-- start of Data entries --

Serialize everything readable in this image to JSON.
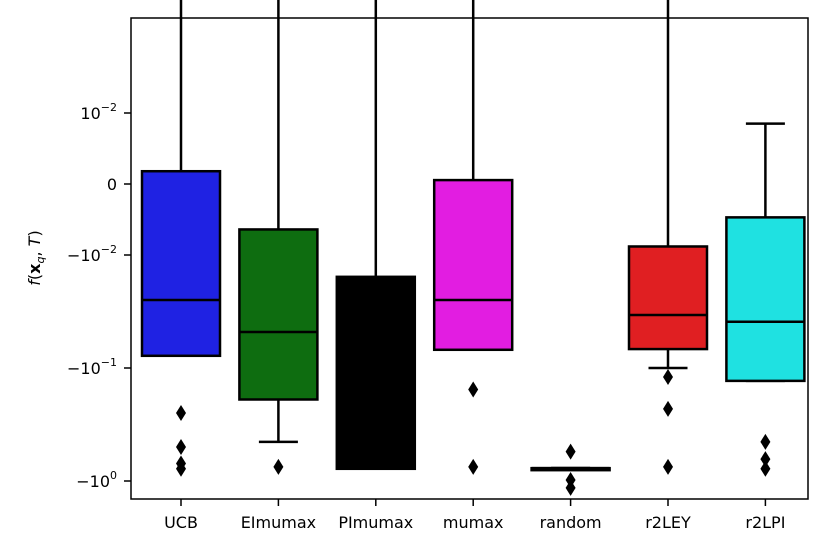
{
  "chart_data": {
    "type": "box",
    "title": "",
    "xlabel": "",
    "ylabel": "f(x_q, T)",
    "y_scale": "symlog",
    "y_ticks": [
      {
        "value": 0.01,
        "label": "10",
        "exp": "-2"
      },
      {
        "value": 0,
        "label": "0",
        "exp": ""
      },
      {
        "value": -0.01,
        "label": "−10",
        "exp": "-2"
      },
      {
        "value": -0.1,
        "label": "−10",
        "exp": "-1"
      },
      {
        "value": -1,
        "label": "−10",
        "exp": "0"
      }
    ],
    "categories": [
      "UCB",
      "EImumax",
      "PImumax",
      "mumax",
      "random",
      "r2LEY",
      "r2LPI"
    ],
    "boxes": [
      {
        "name": "UCB",
        "color": "#1f22e3",
        "whislo": -0.078,
        "q1": -0.078,
        "med": -0.025,
        "q3": 0.0018,
        "whishi": 0.2,
        "fliers": [
          -0.25,
          -0.5,
          -0.7,
          -0.78
        ]
      },
      {
        "name": "EImumax",
        "color": "#0e6d10",
        "whislo": -0.45,
        "q1": -0.19,
        "med": -0.048,
        "q3": -0.0064,
        "whishi": 0.18,
        "fliers": [
          -0.75
        ]
      },
      {
        "name": "PImumax",
        "color": "#000000",
        "whislo": -0.78,
        "q1": -0.78,
        "med": -0.78,
        "q3": -0.0156,
        "whishi": 0.175,
        "fliers": []
      },
      {
        "name": "mumax",
        "color": "#e21de1",
        "whislo": -0.069,
        "q1": -0.069,
        "med": -0.025,
        "q3": 0.00055,
        "whishi": 0.19,
        "fliers": [
          -0.155,
          -0.75
        ]
      },
      {
        "name": "random",
        "color": "#000000",
        "whislo": -0.77,
        "q1": -0.77,
        "med": -0.77,
        "q3": -0.77,
        "whishi": -0.77,
        "fliers": [
          -0.55,
          -0.98,
          -1.15
        ]
      },
      {
        "name": "r2LEY",
        "color": "#e01f22",
        "whislo": -0.1,
        "q1": -0.068,
        "med": -0.034,
        "q3": -0.0088,
        "whishi": 0.153,
        "fliers": [
          -0.12,
          -0.23,
          -0.75
        ]
      },
      {
        "name": "r2LPI",
        "color": "#1fe1e1",
        "whislo": -0.13,
        "q1": -0.13,
        "med": -0.039,
        "q3": -0.0047,
        "whishi": 0.0085,
        "fliers": [
          -0.45,
          -0.64,
          -0.78
        ]
      }
    ]
  }
}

-- end of Data entries --

- Stated task -
In the records above, find each line holding "color" and copy it.

- In response -
        "color": "#1f22e3",
        "color": "#0e6d10",
        "color": "#000000",
        "color": "#e21de1",
        "color": "#000000",
        "color": "#e01f22",
        "color": "#1fe1e1",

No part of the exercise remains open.